- _Dataset rows_
+---+
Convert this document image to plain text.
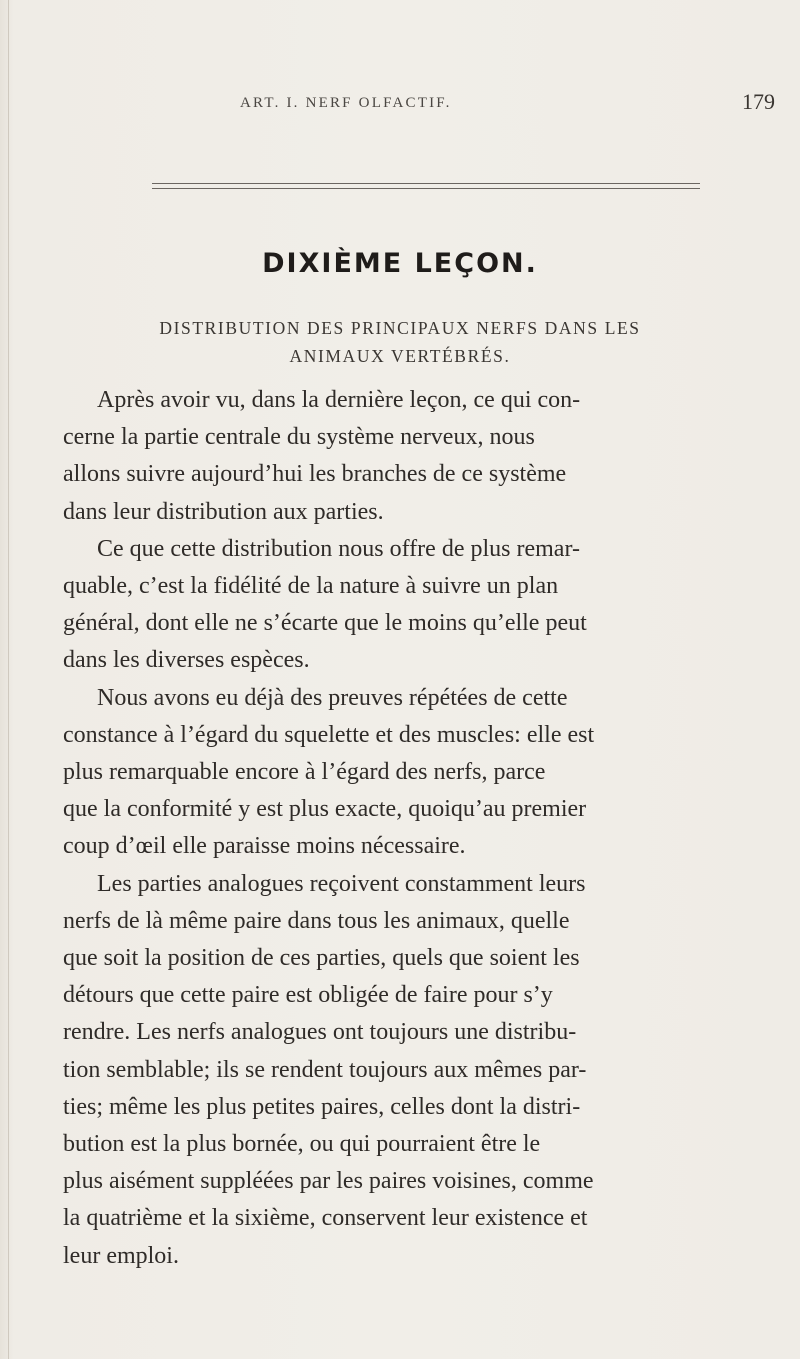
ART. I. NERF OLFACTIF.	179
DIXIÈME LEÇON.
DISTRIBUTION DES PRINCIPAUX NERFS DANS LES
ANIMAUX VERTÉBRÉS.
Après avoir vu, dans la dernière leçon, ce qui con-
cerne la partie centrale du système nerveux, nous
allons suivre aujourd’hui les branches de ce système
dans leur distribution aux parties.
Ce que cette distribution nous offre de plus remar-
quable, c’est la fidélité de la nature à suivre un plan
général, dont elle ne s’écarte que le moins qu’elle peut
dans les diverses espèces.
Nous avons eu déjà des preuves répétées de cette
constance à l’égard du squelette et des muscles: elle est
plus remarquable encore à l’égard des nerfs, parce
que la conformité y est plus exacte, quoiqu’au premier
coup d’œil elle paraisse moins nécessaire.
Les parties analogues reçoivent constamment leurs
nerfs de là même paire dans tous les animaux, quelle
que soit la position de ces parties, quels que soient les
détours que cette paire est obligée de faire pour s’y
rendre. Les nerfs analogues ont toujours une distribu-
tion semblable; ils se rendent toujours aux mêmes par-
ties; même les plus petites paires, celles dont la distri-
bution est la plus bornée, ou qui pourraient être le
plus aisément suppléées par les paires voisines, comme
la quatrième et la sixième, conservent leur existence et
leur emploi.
+---+
- _Exercise brief_
Determine how many lines of the material include the string "parties". Output only that count.

- _Response to this exercise_
3